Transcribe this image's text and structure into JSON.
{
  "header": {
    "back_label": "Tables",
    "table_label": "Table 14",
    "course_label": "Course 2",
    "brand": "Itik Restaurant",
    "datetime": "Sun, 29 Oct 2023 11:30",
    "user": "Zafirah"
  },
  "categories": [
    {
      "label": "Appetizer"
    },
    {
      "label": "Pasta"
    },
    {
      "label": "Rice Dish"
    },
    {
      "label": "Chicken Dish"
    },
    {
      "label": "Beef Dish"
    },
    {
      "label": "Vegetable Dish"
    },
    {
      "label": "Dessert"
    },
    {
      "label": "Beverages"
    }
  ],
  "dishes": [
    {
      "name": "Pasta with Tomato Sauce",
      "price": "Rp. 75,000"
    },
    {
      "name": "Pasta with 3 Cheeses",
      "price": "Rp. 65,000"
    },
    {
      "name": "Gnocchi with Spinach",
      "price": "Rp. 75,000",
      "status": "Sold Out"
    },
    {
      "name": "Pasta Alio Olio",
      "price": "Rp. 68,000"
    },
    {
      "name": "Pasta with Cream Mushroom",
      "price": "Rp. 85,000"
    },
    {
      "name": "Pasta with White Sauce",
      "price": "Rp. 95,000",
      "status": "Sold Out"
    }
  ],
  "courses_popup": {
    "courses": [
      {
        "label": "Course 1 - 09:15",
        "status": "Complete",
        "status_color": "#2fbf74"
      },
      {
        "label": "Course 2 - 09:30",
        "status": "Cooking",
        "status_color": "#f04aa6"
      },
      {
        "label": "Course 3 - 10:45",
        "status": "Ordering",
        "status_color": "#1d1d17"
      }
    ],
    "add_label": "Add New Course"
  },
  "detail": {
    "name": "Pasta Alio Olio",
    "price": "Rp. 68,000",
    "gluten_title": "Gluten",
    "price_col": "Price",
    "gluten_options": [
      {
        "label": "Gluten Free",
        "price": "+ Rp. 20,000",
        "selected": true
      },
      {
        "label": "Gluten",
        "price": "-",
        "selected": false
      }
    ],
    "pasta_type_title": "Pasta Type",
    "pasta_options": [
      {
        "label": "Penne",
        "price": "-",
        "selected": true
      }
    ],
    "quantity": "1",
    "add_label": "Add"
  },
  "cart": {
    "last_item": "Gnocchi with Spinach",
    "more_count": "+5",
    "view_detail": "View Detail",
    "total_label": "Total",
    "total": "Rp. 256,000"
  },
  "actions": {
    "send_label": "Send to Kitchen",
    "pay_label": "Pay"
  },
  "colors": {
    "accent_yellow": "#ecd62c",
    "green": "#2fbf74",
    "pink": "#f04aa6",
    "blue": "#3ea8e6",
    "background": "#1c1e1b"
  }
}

Written task: Check every line for "Gnocchi" and show the ones that have it.

Solution below:
      "name": "Gnocchi with Spinach",
    "last_item": "Gnocchi with Spinach",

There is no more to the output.